**Exercise aim:**
Check every line of the entries that follow, and copy the ones containing "ylabel".

**Working data:**
--- Start ---

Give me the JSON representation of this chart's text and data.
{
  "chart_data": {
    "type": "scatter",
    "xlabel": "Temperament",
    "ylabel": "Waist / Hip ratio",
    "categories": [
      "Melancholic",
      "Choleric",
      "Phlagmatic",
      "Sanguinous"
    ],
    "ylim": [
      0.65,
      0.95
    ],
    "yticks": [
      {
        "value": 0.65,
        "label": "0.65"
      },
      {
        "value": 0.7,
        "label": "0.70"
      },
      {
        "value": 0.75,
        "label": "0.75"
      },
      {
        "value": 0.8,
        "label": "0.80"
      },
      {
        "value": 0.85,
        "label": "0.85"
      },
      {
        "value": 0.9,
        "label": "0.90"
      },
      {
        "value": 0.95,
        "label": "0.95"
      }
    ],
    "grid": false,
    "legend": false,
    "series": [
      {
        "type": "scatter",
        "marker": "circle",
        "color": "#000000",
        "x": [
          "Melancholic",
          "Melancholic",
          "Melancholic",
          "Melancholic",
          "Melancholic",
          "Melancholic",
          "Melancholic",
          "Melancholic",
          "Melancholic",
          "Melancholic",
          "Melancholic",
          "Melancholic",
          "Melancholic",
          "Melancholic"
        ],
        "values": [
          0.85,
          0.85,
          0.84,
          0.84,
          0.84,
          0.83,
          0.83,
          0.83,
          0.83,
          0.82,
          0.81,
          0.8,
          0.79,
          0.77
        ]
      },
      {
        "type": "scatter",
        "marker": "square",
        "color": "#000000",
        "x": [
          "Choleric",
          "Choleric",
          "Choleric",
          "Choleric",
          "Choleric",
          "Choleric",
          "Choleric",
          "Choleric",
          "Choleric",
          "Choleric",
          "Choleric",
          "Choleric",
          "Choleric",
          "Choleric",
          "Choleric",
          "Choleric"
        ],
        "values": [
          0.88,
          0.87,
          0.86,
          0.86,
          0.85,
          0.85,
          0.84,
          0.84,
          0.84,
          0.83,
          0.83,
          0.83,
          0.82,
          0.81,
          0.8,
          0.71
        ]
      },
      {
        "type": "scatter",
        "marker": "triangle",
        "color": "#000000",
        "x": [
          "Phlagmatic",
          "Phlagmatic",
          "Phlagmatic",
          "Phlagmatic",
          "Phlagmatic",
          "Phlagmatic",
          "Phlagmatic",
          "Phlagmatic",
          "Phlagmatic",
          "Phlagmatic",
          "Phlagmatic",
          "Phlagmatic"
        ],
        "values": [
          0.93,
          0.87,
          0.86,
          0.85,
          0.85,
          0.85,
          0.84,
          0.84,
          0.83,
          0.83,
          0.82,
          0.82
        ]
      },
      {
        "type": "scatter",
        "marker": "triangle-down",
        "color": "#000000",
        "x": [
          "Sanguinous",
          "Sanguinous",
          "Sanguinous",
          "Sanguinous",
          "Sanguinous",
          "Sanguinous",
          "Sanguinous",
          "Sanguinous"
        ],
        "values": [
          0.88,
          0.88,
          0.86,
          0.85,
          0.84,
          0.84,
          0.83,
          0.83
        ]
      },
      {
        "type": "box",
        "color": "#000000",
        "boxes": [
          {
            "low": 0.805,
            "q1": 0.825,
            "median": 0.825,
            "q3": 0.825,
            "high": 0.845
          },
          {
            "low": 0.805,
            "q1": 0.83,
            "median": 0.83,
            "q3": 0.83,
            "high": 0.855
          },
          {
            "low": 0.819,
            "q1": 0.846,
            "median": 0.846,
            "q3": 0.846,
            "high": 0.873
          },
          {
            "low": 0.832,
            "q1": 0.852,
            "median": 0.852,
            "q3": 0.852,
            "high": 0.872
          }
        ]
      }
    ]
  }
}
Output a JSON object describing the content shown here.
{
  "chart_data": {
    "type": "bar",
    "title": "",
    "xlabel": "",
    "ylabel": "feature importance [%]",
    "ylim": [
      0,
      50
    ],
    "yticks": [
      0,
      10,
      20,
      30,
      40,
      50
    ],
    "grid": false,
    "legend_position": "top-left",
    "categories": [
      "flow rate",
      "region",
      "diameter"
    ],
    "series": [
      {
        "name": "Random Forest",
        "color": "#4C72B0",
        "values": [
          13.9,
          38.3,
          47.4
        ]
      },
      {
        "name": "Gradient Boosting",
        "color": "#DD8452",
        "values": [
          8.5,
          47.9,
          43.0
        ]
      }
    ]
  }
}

--- End ---

**Correct result:**
    "ylabel": "Waist / Hip ratio",
    "ylabel": "feature importance [%]",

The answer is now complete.